____ SUPPLIED MATERIAL

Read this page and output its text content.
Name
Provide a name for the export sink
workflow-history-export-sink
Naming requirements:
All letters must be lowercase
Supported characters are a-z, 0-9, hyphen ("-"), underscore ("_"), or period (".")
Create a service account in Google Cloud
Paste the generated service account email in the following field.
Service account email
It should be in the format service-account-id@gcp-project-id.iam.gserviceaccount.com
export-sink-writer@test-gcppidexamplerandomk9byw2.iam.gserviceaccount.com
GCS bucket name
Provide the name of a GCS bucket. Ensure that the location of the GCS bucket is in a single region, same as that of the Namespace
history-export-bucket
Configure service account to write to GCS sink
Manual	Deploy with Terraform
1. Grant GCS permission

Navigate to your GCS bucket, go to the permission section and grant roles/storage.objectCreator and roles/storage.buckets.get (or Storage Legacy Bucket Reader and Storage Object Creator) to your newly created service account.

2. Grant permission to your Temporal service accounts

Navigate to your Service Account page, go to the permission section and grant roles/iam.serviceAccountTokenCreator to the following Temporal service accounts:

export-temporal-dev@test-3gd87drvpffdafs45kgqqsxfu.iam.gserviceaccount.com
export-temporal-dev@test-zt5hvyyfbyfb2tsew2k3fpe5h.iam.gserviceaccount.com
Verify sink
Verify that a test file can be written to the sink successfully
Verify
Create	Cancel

________

REQUIREMENTS:
Go through the material above and count the lines that include "section". Give the number alone.

ANSWER FOR THIS EXERCISE:
2